## TASK PROMPT
All of the entries must be reproduced exactly, with no images carried over.

## DATA FOR THIS EXERCISE
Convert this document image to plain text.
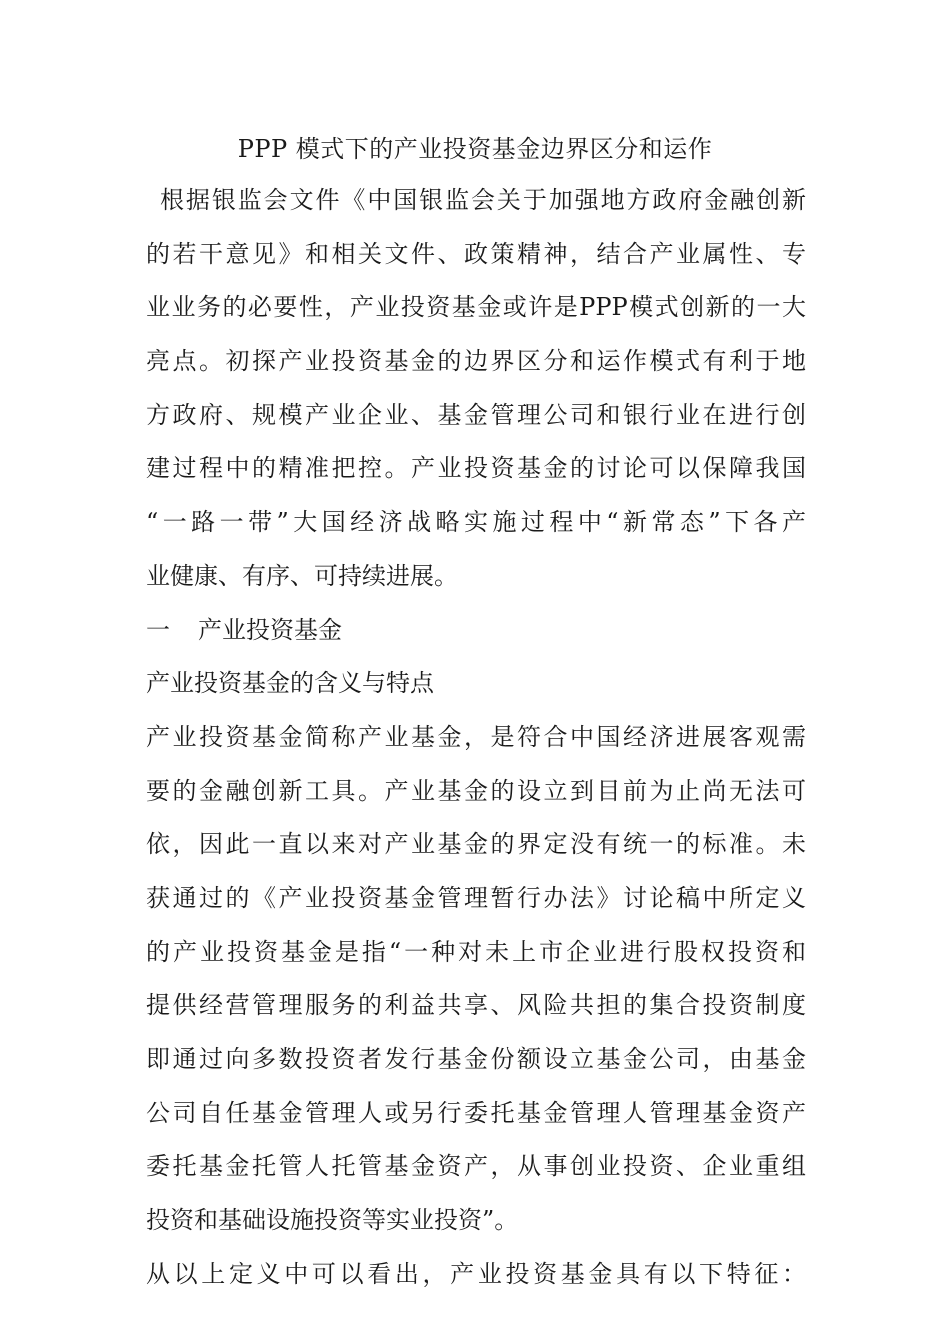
PPP 模式下的产业投资基金边界区分和运作
根据银监会文件《中国银监会关于加强地方政府金融创新
的若干意见》和相关文件、政策精神，结合产业属性、专
业业务的必要性，产业投资基金或许是PPP模式创新的一大
亮点。初探产业投资基金的边界区分和运作模式有利于地
方政府、规模产业企业、基金管理公司和银行业在进行创
建过程中的精准把控。产业投资基金的讨论可以保障我国
“一路一带”大国经济战略实施过程中“新常态”下各产
业健康、有序、可持续进展。
一 产业投资基金
产业投资基金的含义与特点
产业投资基金简称产业基金，是符合中国经济进展客观需
要的金融创新工具。产业基金的设立到目前为止尚无法可
依，因此一直以来对产业基金的界定没有统一的标准。未
获通过的《产业投资基金管理暂行办法》讨论稿中所定义
的产业投资基金是指“一种对未上市企业进行股权投资和
提供经营管理服务的利益共享、风险共担的集合投资制度
即通过向多数投资者发行基金份额设立基金公司，由基金
公司自任基金管理人或另行委托基金管理人管理基金资产
委托基金托管人托管基金资产，从事创业投资、企业重组
投资和基础设施投资等实业投资”。
从以上定义中可以看出，产业投资基金具有以下特征：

## SOLUTION
Convert this document image to plain text.
PPP 模式下的产业投资基金边界区分和运作
根据银监会文件《中国银监会关于加强地方政府金融创新
的若干意见》和相关文件、政策精神，结合产业属性、专
业业务的必要性，产业投资基金或许是PPP模式创新的一大
亮点。初探产业投资基金的边界区分和运作模式有利于地
方政府、规模产业企业、基金管理公司和银行业在进行创
建过程中的精准把控。产业投资基金的讨论可以保障我国
“一路一带”大国经济战略实施过程中“新常态”下各产
业健康、有序、可持续进展。
一 产业投资基金
产业投资基金的含义与特点
产业投资基金简称产业基金，是符合中国经济进展客观需
要的金融创新工具。产业基金的设立到目前为止尚无法可
依，因此一直以来对产业基金的界定没有统一的标准。未
获通过的《产业投资基金管理暂行办法》讨论稿中所定义
的产业投资基金是指“一种对未上市企业进行股权投资和
提供经营管理服务的利益共享、风险共担的集合投资制度
即通过向多数投资者发行基金份额设立基金公司，由基金
公司自任基金管理人或另行委托基金管理人管理基金资产
委托基金托管人托管基金资产，从事创业投资、企业重组
投资和基础设施投资等实业投资”。
从以上定义中可以看出，产业投资基金具有以下特征：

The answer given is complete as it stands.